**EXERCISE INSTRUCTIONS**
Retype all material exactly. Pictures stay out of the copy.

(Figure record extracts)
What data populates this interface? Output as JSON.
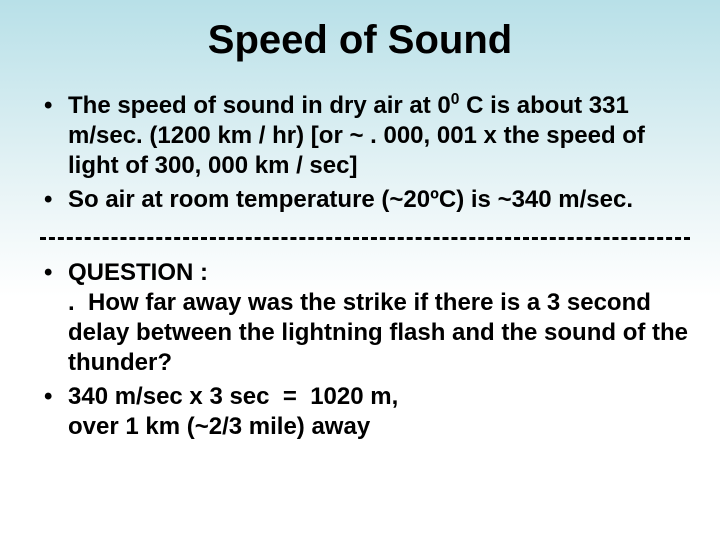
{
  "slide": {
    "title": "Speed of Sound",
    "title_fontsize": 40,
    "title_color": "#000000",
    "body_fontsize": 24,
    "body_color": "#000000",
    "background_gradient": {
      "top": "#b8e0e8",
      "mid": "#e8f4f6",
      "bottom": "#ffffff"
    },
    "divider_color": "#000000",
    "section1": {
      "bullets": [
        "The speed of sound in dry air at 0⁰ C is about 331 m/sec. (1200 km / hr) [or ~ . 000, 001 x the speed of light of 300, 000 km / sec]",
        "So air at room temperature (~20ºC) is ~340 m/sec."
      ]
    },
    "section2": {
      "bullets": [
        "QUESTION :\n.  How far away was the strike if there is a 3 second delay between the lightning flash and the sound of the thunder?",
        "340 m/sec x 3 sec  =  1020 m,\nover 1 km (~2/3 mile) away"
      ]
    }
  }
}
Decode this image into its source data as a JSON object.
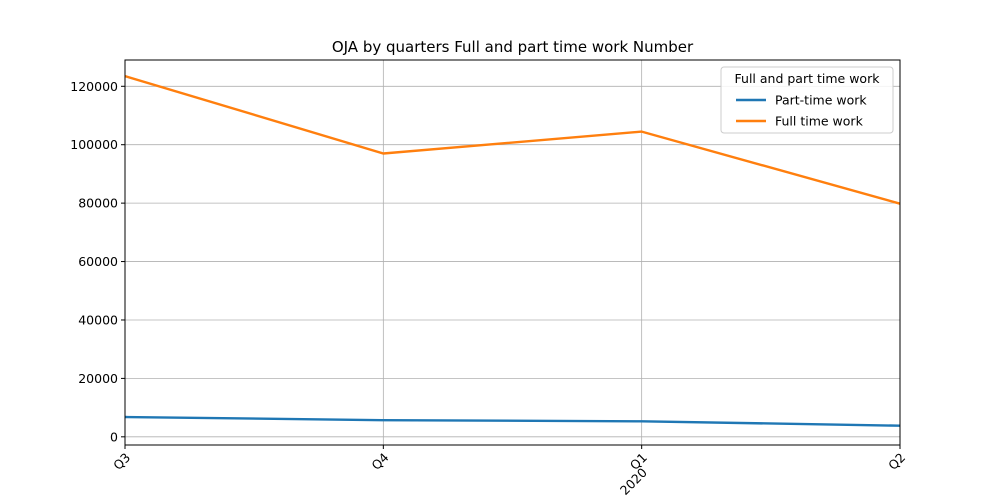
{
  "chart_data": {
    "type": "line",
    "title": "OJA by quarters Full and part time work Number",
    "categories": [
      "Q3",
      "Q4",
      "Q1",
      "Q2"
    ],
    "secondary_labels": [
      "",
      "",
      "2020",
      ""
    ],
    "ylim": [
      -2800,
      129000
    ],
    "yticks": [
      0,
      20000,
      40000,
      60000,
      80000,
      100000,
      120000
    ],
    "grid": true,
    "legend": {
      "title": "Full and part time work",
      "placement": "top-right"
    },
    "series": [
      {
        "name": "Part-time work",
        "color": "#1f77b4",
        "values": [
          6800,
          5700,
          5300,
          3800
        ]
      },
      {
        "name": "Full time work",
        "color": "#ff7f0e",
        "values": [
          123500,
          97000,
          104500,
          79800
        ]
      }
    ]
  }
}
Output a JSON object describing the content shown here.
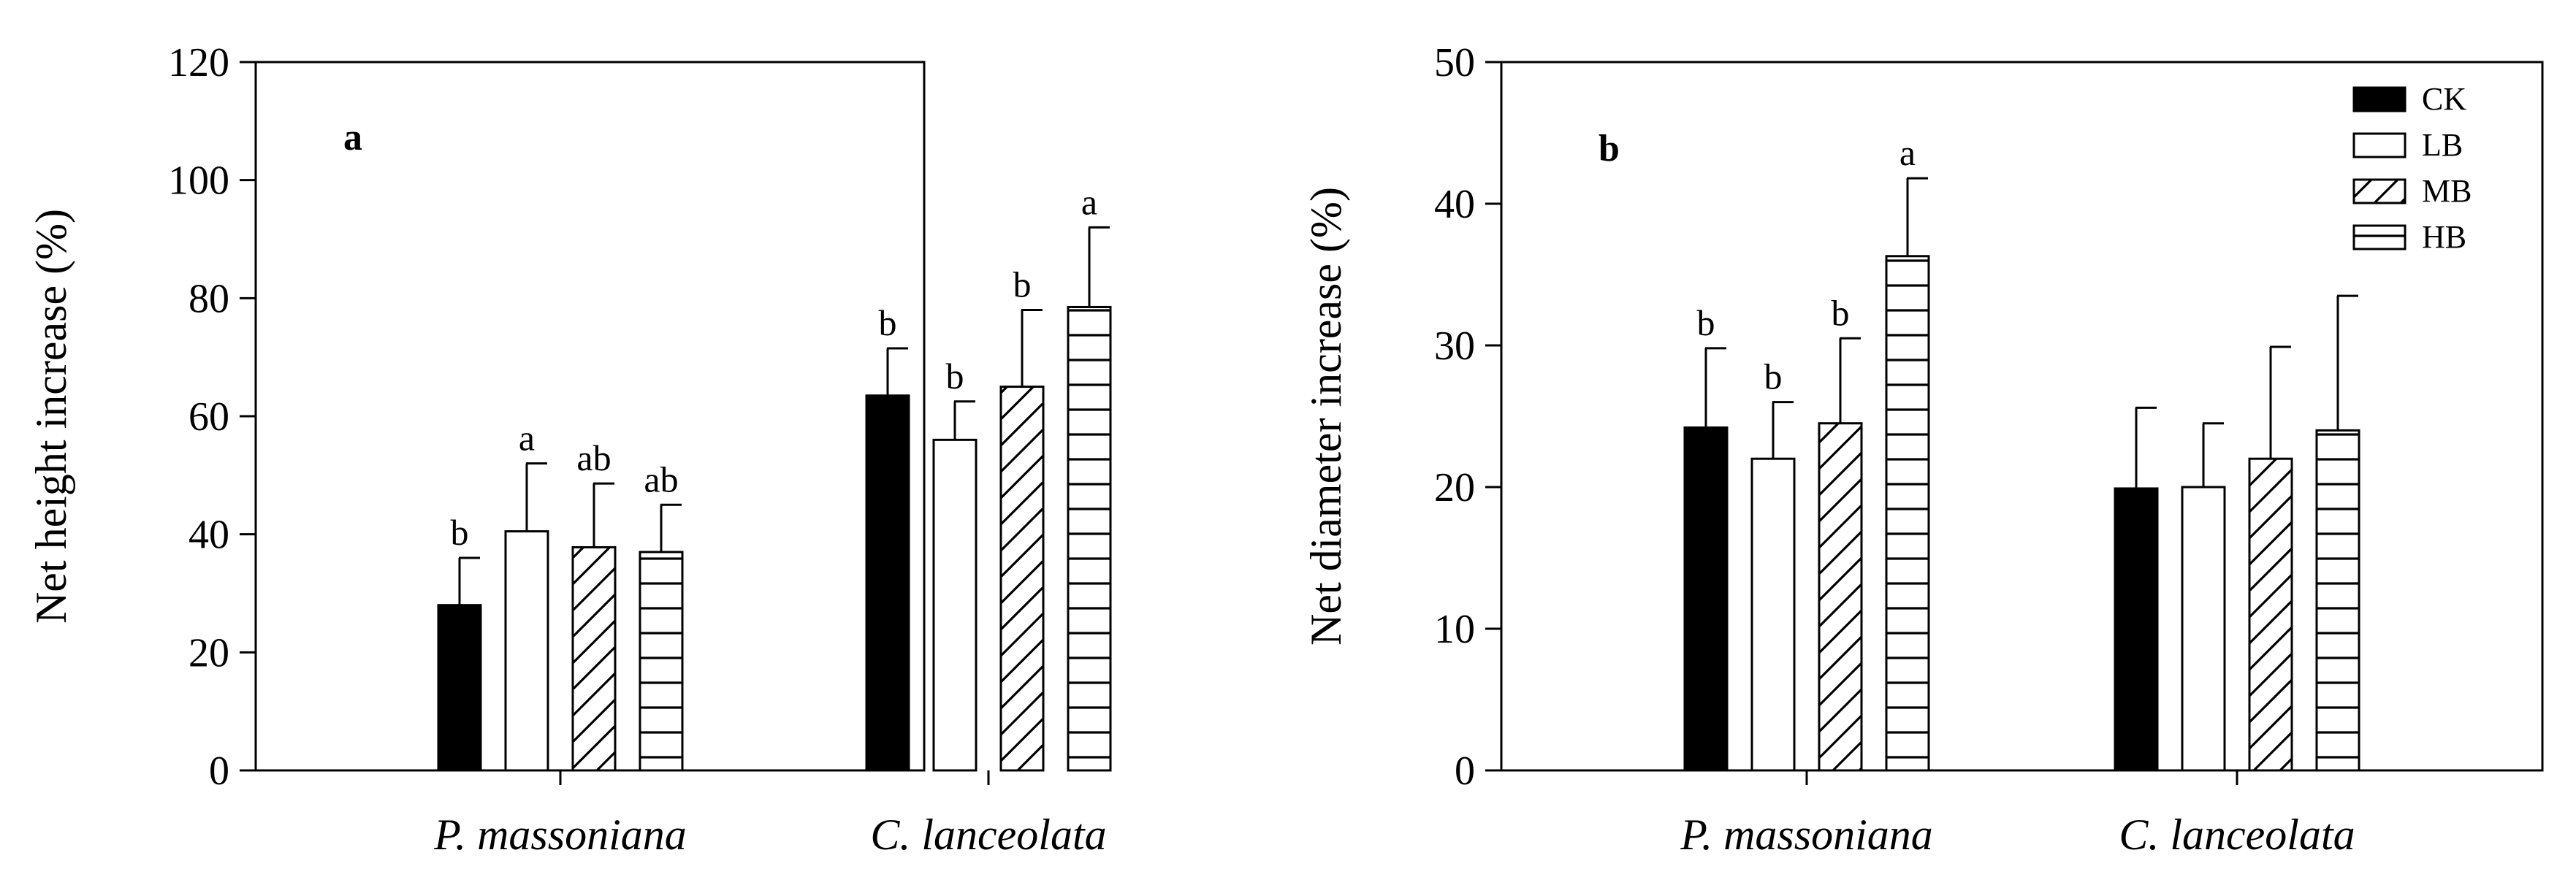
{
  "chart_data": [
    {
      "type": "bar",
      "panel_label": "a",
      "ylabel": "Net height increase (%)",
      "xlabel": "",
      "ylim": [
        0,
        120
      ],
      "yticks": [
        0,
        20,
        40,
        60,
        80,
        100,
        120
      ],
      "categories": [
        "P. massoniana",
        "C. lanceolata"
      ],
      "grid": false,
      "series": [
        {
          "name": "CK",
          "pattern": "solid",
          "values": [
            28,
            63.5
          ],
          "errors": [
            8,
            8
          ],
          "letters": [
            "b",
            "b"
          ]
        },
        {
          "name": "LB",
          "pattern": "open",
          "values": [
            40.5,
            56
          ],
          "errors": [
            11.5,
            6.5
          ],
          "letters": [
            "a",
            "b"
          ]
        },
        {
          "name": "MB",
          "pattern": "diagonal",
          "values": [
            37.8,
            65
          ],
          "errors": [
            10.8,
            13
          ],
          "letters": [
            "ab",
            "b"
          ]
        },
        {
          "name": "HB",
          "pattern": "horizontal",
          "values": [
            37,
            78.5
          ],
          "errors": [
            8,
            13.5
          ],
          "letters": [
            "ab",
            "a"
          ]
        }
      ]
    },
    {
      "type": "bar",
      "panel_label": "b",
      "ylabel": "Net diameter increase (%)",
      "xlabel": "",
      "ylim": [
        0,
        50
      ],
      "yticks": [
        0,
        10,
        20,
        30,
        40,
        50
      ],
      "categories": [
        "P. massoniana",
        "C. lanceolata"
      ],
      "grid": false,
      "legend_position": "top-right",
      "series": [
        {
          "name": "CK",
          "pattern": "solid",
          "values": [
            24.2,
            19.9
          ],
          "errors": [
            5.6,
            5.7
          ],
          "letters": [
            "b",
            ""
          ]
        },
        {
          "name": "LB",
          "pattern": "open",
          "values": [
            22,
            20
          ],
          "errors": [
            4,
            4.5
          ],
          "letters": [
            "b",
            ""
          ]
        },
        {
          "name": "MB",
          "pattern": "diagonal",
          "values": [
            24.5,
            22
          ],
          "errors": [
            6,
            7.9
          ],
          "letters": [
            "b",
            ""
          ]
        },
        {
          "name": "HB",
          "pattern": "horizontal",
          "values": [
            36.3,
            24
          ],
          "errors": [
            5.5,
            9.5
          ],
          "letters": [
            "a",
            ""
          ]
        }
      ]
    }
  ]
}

**ANSWER BELOW**
What data populates this interface? Output as JSON.
{
  "slide": {
    "title": "Speed of Sound",
    "title_fontsize": 40,
    "title_color": "#000000",
    "body_fontsize": 24,
    "body_color": "#000000",
    "background_gradient": {
      "top": "#b8e0e8",
      "mid": "#e8f4f6",
      "bottom": "#ffffff"
    },
    "divider_color": "#000000",
    "section1": {
      "bullets": [
        "The speed of sound in dry air at 0⁰ C is about 331 m/sec. (1200 km / hr) [or ~ . 000, 001 x the speed of light of 300, 000 km / sec]",
        "So air at room temperature (~20ºC) is ~340 m/sec."
      ]
    },
    "section2": {
      "bullets": [
        "QUESTION :\n.  How far away was the strike if there is a 3 second delay between the lightning flash and the sound of the thunder?",
        "340 m/sec x 3 sec  =  1020 m,\nover 1 km (~2/3 mile) away"
      ]
    }
  }
}
Decode this image into its source data as a JSON object.
{
  "chart_data": {
    "type": "line",
    "title": "OJA by quarters Full and part time work Number",
    "categories": [
      "Q3",
      "Q4",
      "Q1",
      "Q2"
    ],
    "secondary_labels": [
      "",
      "",
      "2020",
      ""
    ],
    "ylim": [
      -2800,
      129000
    ],
    "yticks": [
      0,
      20000,
      40000,
      60000,
      80000,
      100000,
      120000
    ],
    "grid": true,
    "legend": {
      "title": "Full and part time work",
      "placement": "top-right"
    },
    "series": [
      {
        "name": "Part-time work",
        "color": "#1f77b4",
        "values": [
          6800,
          5700,
          5300,
          3800
        ]
      },
      {
        "name": "Full time work",
        "color": "#ff7f0e",
        "values": [
          123500,
          97000,
          104500,
          79800
        ]
      }
    ]
  }
}
Output a JSON object describing the content shown here.
{
  "chart_data": [
    {
      "type": "bar",
      "panel_label": "a",
      "ylabel": "Net height increase (%)",
      "xlabel": "",
      "ylim": [
        0,
        120
      ],
      "yticks": [
        0,
        20,
        40,
        60,
        80,
        100,
        120
      ],
      "categories": [
        "P. massoniana",
        "C. lanceolata"
      ],
      "grid": false,
      "series": [
        {
          "name": "CK",
          "pattern": "solid",
          "values": [
            28,
            63.5
          ],
          "errors": [
            8,
            8
          ],
          "letters": [
            "b",
            "b"
          ]
        },
        {
          "name": "LB",
          "pattern": "open",
          "values": [
            40.5,
            56
          ],
          "errors": [
            11.5,
            6.5
          ],
          "letters": [
            "a",
            "b"
          ]
        },
        {
          "name": "MB",
          "pattern": "diagonal",
          "values": [
            37.8,
            65
          ],
          "errors": [
            10.8,
            13
          ],
          "letters": [
            "ab",
            "b"
          ]
        },
        {
          "name": "HB",
          "pattern": "horizontal",
          "values": [
            37,
            78.5
          ],
          "errors": [
            8,
            13.5
          ],
          "letters": [
            "ab",
            "a"
          ]
        }
      ]
    },
    {
      "type": "bar",
      "panel_label": "b",
      "ylabel": "Net diameter increase (%)",
      "xlabel": "",
      "ylim": [
        0,
        50
      ],
      "yticks": [
        0,
        10,
        20,
        30,
        40,
        50
      ],
      "categories": [
        "P. massoniana",
        "C. lanceolata"
      ],
      "grid": false,
      "legend_position": "top-right",
      "series": [
        {
          "name": "CK",
          "pattern": "solid",
          "values": [
            24.2,
            19.9
          ],
          "errors": [
            5.6,
            5.7
          ],
          "letters": [
            "b",
            ""
          ]
        },
        {
          "name": "LB",
          "pattern": "open",
          "values": [
            22,
            20
          ],
          "errors": [
            4,
            4.5
          ],
          "letters": [
            "b",
            ""
          ]
        },
        {
          "name": "MB",
          "pattern": "diagonal",
          "values": [
            24.5,
            22
          ],
          "errors": [
            6,
            7.9
          ],
          "letters": [
            "b",
            ""
          ]
        },
        {
          "name": "HB",
          "pattern": "horizontal",
          "values": [
            36.3,
            24
          ],
          "errors": [
            5.5,
            9.5
          ],
          "letters": [
            "a",
            ""
          ]
        }
      ]
    }
  ]
}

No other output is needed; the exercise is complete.